### Your goal
Identify each line in the records below that contains the word "title", and copy it.

### Supplied data
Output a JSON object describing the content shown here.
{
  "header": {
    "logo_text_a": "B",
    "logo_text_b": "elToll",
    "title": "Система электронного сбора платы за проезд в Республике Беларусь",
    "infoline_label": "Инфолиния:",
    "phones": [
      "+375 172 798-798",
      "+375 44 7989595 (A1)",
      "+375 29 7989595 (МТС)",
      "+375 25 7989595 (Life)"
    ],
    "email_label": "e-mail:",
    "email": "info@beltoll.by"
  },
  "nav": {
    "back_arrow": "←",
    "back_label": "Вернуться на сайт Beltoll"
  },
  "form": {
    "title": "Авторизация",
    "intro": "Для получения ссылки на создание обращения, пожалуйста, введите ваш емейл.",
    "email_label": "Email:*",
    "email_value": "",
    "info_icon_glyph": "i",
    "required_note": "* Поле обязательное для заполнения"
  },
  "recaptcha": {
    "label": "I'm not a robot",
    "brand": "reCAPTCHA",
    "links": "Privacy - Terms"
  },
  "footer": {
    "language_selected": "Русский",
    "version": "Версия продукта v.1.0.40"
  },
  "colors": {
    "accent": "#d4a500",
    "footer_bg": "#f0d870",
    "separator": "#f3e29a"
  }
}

### Full response
    "title": "Система электронного сбора платы за проезд в Республике Беларусь",
    "title": "Авторизация",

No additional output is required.